**** Source data
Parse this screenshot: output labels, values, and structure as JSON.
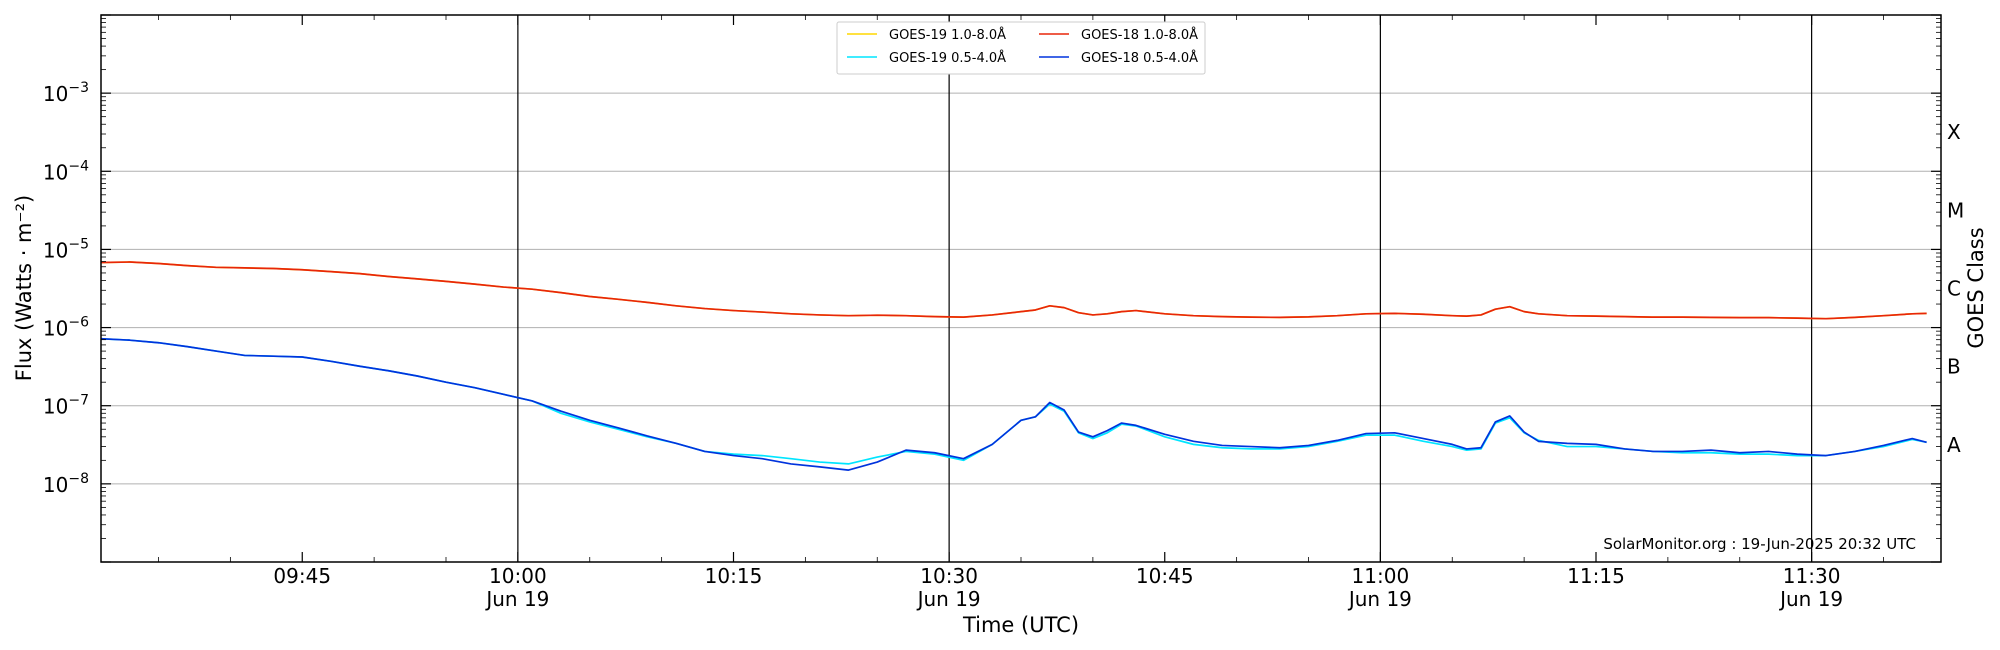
{
  "chart_data": {
    "type": "line",
    "xlabel": "Time (UTC)",
    "ylabel": "Flux (Watts · m⁻²)",
    "ylabel_right": "GOES Class",
    "credit": "SolarMonitor.org : 19-Jun-2025 20:32 UTC",
    "xlim": [
      "09:31",
      "11:39"
    ],
    "ylim": [
      1e-09,
      0.01
    ],
    "yscale": "log",
    "grid": "horizontal",
    "legend_position": "top-center",
    "x_ticks": [
      {
        "time": "09:45",
        "label": "09:45",
        "date": ""
      },
      {
        "time": "10:00",
        "label": "10:00",
        "date": "Jun 19"
      },
      {
        "time": "10:15",
        "label": "10:15",
        "date": ""
      },
      {
        "time": "10:30",
        "label": "10:30",
        "date": "Jun 19"
      },
      {
        "time": "10:45",
        "label": "10:45",
        "date": ""
      },
      {
        "time": "11:00",
        "label": "11:00",
        "date": "Jun 19"
      },
      {
        "time": "11:15",
        "label": "11:15",
        "date": ""
      },
      {
        "time": "11:30",
        "label": "11:30",
        "date": "Jun 19"
      }
    ],
    "vlines": [
      "10:00",
      "10:30",
      "11:00",
      "11:30"
    ],
    "y_ticks": [
      {
        "exp": -8,
        "label": "10",
        "sup": "−8"
      },
      {
        "exp": -7,
        "label": "10",
        "sup": "−7"
      },
      {
        "exp": -6,
        "label": "10",
        "sup": "−6"
      },
      {
        "exp": -5,
        "label": "10",
        "sup": "−5"
      },
      {
        "exp": -4,
        "label": "10",
        "sup": "−4"
      },
      {
        "exp": -3,
        "label": "10",
        "sup": "−3"
      }
    ],
    "goes_classes": [
      {
        "label": "X",
        "exp": -3.5
      },
      {
        "label": "M",
        "exp": -4.5
      },
      {
        "label": "C",
        "exp": -5.5
      },
      {
        "label": "B",
        "exp": -6.5
      },
      {
        "label": "A",
        "exp": -7.5
      }
    ],
    "legend": [
      {
        "label": "GOES-19 1.0-8.0Å",
        "color": "#FFD700"
      },
      {
        "label": "GOES-19 0.5-4.0Å",
        "color": "#00E5FF"
      },
      {
        "label": "GOES-18 1.0-8.0Å",
        "color": "#E8260A"
      },
      {
        "label": "GOES-18 0.5-4.0Å",
        "color": "#0033DD"
      }
    ],
    "series": [
      {
        "name": "GOES-19 1.0-8.0Å",
        "color": "#FFD700",
        "x": [
          "09:31",
          "09:33",
          "09:35",
          "09:37",
          "09:39",
          "09:41",
          "09:43",
          "09:45",
          "09:47",
          "09:49",
          "09:51",
          "09:53",
          "09:55",
          "09:57",
          "09:59",
          "10:01",
          "10:03",
          "10:05",
          "10:07",
          "10:09",
          "10:11",
          "10:13",
          "10:15",
          "10:17",
          "10:19",
          "10:21",
          "10:23",
          "10:25",
          "10:27",
          "10:29",
          "10:31",
          "10:33",
          "10:35",
          "10:36",
          "10:37",
          "10:38",
          "10:39",
          "10:40",
          "10:41",
          "10:42",
          "10:43",
          "10:45",
          "10:47",
          "10:49",
          "10:51",
          "10:53",
          "10:55",
          "10:57",
          "10:59",
          "11:01",
          "11:03",
          "11:05",
          "11:06",
          "11:07",
          "11:08",
          "11:09",
          "11:10",
          "11:11",
          "11:13",
          "11:15",
          "11:17",
          "11:19",
          "11:21",
          "11:23",
          "11:25",
          "11:27",
          "11:29",
          "11:31",
          "11:33",
          "11:35",
          "11:37",
          "11:38"
        ],
        "y": [
          6.8e-06,
          6.9e-06,
          6.6e-06,
          6.2e-06,
          5.9e-06,
          5.8e-06,
          5.7e-06,
          5.5e-06,
          5.2e-06,
          4.9e-06,
          4.5e-06,
          4.2e-06,
          3.9e-06,
          3.6e-06,
          3.3e-06,
          3.1e-06,
          2.8e-06,
          2.5e-06,
          2.3e-06,
          2.1e-06,
          1.9e-06,
          1.75e-06,
          1.65e-06,
          1.58e-06,
          1.5e-06,
          1.45e-06,
          1.42e-06,
          1.44e-06,
          1.42e-06,
          1.38e-06,
          1.36e-06,
          1.45e-06,
          1.6e-06,
          1.68e-06,
          1.9e-06,
          1.8e-06,
          1.55e-06,
          1.45e-06,
          1.5e-06,
          1.6e-06,
          1.65e-06,
          1.5e-06,
          1.42e-06,
          1.38e-06,
          1.36e-06,
          1.35e-06,
          1.37e-06,
          1.42e-06,
          1.5e-06,
          1.52e-06,
          1.48e-06,
          1.42e-06,
          1.4e-06,
          1.45e-06,
          1.72e-06,
          1.85e-06,
          1.6e-06,
          1.5e-06,
          1.42e-06,
          1.4e-06,
          1.38e-06,
          1.36e-06,
          1.36e-06,
          1.35e-06,
          1.34e-06,
          1.34e-06,
          1.32e-06,
          1.3e-06,
          1.35e-06,
          1.42e-06,
          1.5e-06,
          1.52e-06
        ]
      },
      {
        "name": "GOES-18 1.0-8.0Å",
        "color": "#E8260A",
        "x": [
          "09:31",
          "09:33",
          "09:35",
          "09:37",
          "09:39",
          "09:41",
          "09:43",
          "09:45",
          "09:47",
          "09:49",
          "09:51",
          "09:53",
          "09:55",
          "09:57",
          "09:59",
          "10:01",
          "10:03",
          "10:05",
          "10:07",
          "10:09",
          "10:11",
          "10:13",
          "10:15",
          "10:17",
          "10:19",
          "10:21",
          "10:23",
          "10:25",
          "10:27",
          "10:29",
          "10:31",
          "10:33",
          "10:35",
          "10:36",
          "10:37",
          "10:38",
          "10:39",
          "10:40",
          "10:41",
          "10:42",
          "10:43",
          "10:45",
          "10:47",
          "10:49",
          "10:51",
          "10:53",
          "10:55",
          "10:57",
          "10:59",
          "11:01",
          "11:03",
          "11:05",
          "11:06",
          "11:07",
          "11:08",
          "11:09",
          "11:10",
          "11:11",
          "11:13",
          "11:15",
          "11:17",
          "11:19",
          "11:21",
          "11:23",
          "11:25",
          "11:27",
          "11:29",
          "11:31",
          "11:33",
          "11:35",
          "11:37",
          "11:38"
        ],
        "y": [
          6.8e-06,
          6.9e-06,
          6.6e-06,
          6.2e-06,
          5.9e-06,
          5.8e-06,
          5.7e-06,
          5.5e-06,
          5.2e-06,
          4.9e-06,
          4.5e-06,
          4.2e-06,
          3.9e-06,
          3.6e-06,
          3.3e-06,
          3.1e-06,
          2.8e-06,
          2.5e-06,
          2.3e-06,
          2.1e-06,
          1.9e-06,
          1.75e-06,
          1.65e-06,
          1.58e-06,
          1.5e-06,
          1.45e-06,
          1.42e-06,
          1.44e-06,
          1.42e-06,
          1.38e-06,
          1.36e-06,
          1.45e-06,
          1.6e-06,
          1.68e-06,
          1.9e-06,
          1.8e-06,
          1.55e-06,
          1.45e-06,
          1.5e-06,
          1.6e-06,
          1.65e-06,
          1.5e-06,
          1.42e-06,
          1.38e-06,
          1.36e-06,
          1.35e-06,
          1.37e-06,
          1.42e-06,
          1.5e-06,
          1.52e-06,
          1.48e-06,
          1.42e-06,
          1.4e-06,
          1.45e-06,
          1.72e-06,
          1.85e-06,
          1.6e-06,
          1.5e-06,
          1.42e-06,
          1.4e-06,
          1.38e-06,
          1.36e-06,
          1.36e-06,
          1.35e-06,
          1.34e-06,
          1.34e-06,
          1.32e-06,
          1.3e-06,
          1.35e-06,
          1.42e-06,
          1.5e-06,
          1.52e-06
        ]
      },
      {
        "name": "GOES-19 0.5-4.0Å",
        "color": "#00E5FF",
        "x": [
          "09:31",
          "09:33",
          "09:35",
          "09:37",
          "09:39",
          "09:41",
          "09:43",
          "09:45",
          "09:47",
          "09:49",
          "09:51",
          "09:53",
          "09:55",
          "09:57",
          "09:59",
          "10:01",
          "10:03",
          "10:05",
          "10:07",
          "10:09",
          "10:11",
          "10:13",
          "10:15",
          "10:17",
          "10:19",
          "10:21",
          "10:23",
          "10:25",
          "10:27",
          "10:29",
          "10:31",
          "10:33",
          "10:35",
          "10:36",
          "10:37",
          "10:38",
          "10:39",
          "10:40",
          "10:41",
          "10:42",
          "10:43",
          "10:45",
          "10:47",
          "10:49",
          "10:51",
          "10:53",
          "10:55",
          "10:57",
          "10:59",
          "11:01",
          "11:03",
          "11:05",
          "11:06",
          "11:07",
          "11:08",
          "11:09",
          "11:10",
          "11:11",
          "11:13",
          "11:15",
          "11:17",
          "11:19",
          "11:21",
          "11:23",
          "11:25",
          "11:27",
          "11:29",
          "11:31",
          "11:33",
          "11:35",
          "11:37",
          "11:38"
        ],
        "y": [
          7.2e-07,
          6.9e-07,
          6.4e-07,
          5.7e-07,
          5e-07,
          4.4e-07,
          4.3e-07,
          4.2e-07,
          3.7e-07,
          3.2e-07,
          2.8e-07,
          2.4e-07,
          2e-07,
          1.7e-07,
          1.4e-07,
          1.15e-07,
          8e-08,
          6.2e-08,
          5e-08,
          4e-08,
          3.3e-08,
          2.6e-08,
          2.4e-08,
          2.3e-08,
          2.1e-08,
          1.9e-08,
          1.8e-08,
          2.2e-08,
          2.6e-08,
          2.4e-08,
          2e-08,
          3.2e-08,
          6.5e-08,
          7.2e-08,
          1.05e-07,
          8.5e-08,
          4.5e-08,
          3.8e-08,
          4.5e-08,
          5.8e-08,
          5.5e-08,
          4e-08,
          3.2e-08,
          2.9e-08,
          2.8e-08,
          2.8e-08,
          3e-08,
          3.5e-08,
          4.2e-08,
          4.2e-08,
          3.5e-08,
          3e-08,
          2.7e-08,
          2.8e-08,
          6e-08,
          7e-08,
          4.5e-08,
          3.6e-08,
          3e-08,
          3e-08,
          2.8e-08,
          2.6e-08,
          2.5e-08,
          2.5e-08,
          2.4e-08,
          2.4e-08,
          2.3e-08,
          2.3e-08,
          2.6e-08,
          3e-08,
          3.7e-08,
          3.4e-08
        ]
      },
      {
        "name": "GOES-18 0.5-4.0Å",
        "color": "#0033DD",
        "x": [
          "09:31",
          "09:33",
          "09:35",
          "09:37",
          "09:39",
          "09:41",
          "09:43",
          "09:45",
          "09:47",
          "09:49",
          "09:51",
          "09:53",
          "09:55",
          "09:57",
          "09:59",
          "10:01",
          "10:03",
          "10:05",
          "10:07",
          "10:09",
          "10:11",
          "10:13",
          "10:15",
          "10:17",
          "10:19",
          "10:21",
          "10:23",
          "10:25",
          "10:27",
          "10:29",
          "10:31",
          "10:33",
          "10:35",
          "10:36",
          "10:37",
          "10:38",
          "10:39",
          "10:40",
          "10:41",
          "10:42",
          "10:43",
          "10:45",
          "10:47",
          "10:49",
          "10:51",
          "10:53",
          "10:55",
          "10:57",
          "10:59",
          "11:01",
          "11:03",
          "11:05",
          "11:06",
          "11:07",
          "11:08",
          "11:09",
          "11:10",
          "11:11",
          "11:13",
          "11:15",
          "11:17",
          "11:19",
          "11:21",
          "11:23",
          "11:25",
          "11:27",
          "11:29",
          "11:31",
          "11:33",
          "11:35",
          "11:37",
          "11:38"
        ],
        "y": [
          7.2e-07,
          6.9e-07,
          6.4e-07,
          5.7e-07,
          5e-07,
          4.4e-07,
          4.3e-07,
          4.2e-07,
          3.7e-07,
          3.2e-07,
          2.8e-07,
          2.4e-07,
          2e-07,
          1.7e-07,
          1.4e-07,
          1.15e-07,
          8.5e-08,
          6.5e-08,
          5.2e-08,
          4.1e-08,
          3.3e-08,
          2.6e-08,
          2.3e-08,
          2.1e-08,
          1.8e-08,
          1.65e-08,
          1.5e-08,
          1.9e-08,
          2.7e-08,
          2.5e-08,
          2.1e-08,
          3.2e-08,
          6.5e-08,
          7.2e-08,
          1.1e-07,
          8.8e-08,
          4.6e-08,
          4e-08,
          4.8e-08,
          6e-08,
          5.6e-08,
          4.3e-08,
          3.5e-08,
          3.1e-08,
          3e-08,
          2.9e-08,
          3.1e-08,
          3.6e-08,
          4.4e-08,
          4.5e-08,
          3.8e-08,
          3.2e-08,
          2.8e-08,
          2.9e-08,
          6.2e-08,
          7.4e-08,
          4.6e-08,
          3.5e-08,
          3.3e-08,
          3.2e-08,
          2.8e-08,
          2.6e-08,
          2.6e-08,
          2.7e-08,
          2.5e-08,
          2.6e-08,
          2.4e-08,
          2.3e-08,
          2.6e-08,
          3.1e-08,
          3.8e-08,
          3.4e-08
        ]
      }
    ]
  }
}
********
### Task to complete
Out of the preceding entries, pull every line containing the string "color".

### Solution to the problem
        "color": "#FFD700"
        "color": "#00E5FF"
        "color": "#E8260A"
        "color": "#0033DD"
        "color": "#FFD700",
        "color": "#E8260A",
        "color": "#00E5FF",
        "color": "#0033DD",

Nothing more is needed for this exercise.